#### Given information
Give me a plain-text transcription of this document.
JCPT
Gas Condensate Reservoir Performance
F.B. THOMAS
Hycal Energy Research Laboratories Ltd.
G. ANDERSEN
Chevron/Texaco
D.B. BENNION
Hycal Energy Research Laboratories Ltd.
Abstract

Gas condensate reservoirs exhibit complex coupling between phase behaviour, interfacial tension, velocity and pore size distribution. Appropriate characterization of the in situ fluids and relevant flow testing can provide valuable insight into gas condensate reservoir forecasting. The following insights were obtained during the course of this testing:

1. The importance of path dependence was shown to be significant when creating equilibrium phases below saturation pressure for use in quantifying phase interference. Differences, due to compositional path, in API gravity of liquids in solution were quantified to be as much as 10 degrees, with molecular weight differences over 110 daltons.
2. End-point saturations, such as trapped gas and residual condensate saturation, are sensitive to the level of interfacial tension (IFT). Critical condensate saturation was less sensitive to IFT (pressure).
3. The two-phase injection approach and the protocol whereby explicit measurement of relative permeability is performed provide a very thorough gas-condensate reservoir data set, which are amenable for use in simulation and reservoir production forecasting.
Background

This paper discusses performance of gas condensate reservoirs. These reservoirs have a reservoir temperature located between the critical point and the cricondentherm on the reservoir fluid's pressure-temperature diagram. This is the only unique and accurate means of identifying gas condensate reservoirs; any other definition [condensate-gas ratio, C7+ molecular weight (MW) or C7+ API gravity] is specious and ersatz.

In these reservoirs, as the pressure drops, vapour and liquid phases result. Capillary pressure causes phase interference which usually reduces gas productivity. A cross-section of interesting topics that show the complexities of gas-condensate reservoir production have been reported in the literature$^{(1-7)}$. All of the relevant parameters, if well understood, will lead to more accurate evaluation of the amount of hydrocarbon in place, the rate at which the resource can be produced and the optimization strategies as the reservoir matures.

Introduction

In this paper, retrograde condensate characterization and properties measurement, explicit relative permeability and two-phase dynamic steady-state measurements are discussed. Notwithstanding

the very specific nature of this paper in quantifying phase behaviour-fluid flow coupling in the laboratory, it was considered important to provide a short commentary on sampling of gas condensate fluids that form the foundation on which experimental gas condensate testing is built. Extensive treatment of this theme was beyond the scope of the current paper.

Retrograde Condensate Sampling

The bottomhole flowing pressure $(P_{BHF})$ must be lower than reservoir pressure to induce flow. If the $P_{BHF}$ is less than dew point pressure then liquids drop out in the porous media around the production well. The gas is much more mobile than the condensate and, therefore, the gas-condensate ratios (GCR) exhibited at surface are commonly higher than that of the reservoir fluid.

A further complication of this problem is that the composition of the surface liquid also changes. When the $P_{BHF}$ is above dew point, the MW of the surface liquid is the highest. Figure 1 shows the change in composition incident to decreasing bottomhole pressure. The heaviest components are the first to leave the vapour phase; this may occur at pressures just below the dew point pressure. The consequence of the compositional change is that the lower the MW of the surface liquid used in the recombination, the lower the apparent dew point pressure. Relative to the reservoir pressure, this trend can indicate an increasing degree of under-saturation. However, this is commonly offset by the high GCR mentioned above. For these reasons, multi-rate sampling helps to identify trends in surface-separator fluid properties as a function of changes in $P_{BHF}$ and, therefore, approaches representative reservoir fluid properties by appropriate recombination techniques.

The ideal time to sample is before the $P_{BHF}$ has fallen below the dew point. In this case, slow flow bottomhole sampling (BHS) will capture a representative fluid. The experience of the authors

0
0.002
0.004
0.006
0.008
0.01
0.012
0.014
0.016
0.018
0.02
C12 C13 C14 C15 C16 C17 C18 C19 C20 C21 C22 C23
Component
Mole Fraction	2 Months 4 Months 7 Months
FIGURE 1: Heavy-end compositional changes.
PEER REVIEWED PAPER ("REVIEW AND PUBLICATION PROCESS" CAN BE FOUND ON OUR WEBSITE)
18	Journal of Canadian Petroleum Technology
########
Aim
Review the material and copy each line in which the word "testing" appears.

Final result
Gas condensate reservoirs exhibit complex coupling between phase behaviour, interfacial tension, velocity and pore size distribution. Appropriate characterization of the in situ fluids and relevant flow testing can provide valuable insight into gas condensate reservoir forecasting. The following insights were obtained during the course of this testing:
the very specific nature of this paper in quantifying phase behaviour-fluid flow coupling in the laboratory, it was considered important to provide a short commentary on sampling of gas condensate fluids that form the foundation on which experimental gas condensate testing is built. Extensive treatment of this theme was beyond the scope of the current paper.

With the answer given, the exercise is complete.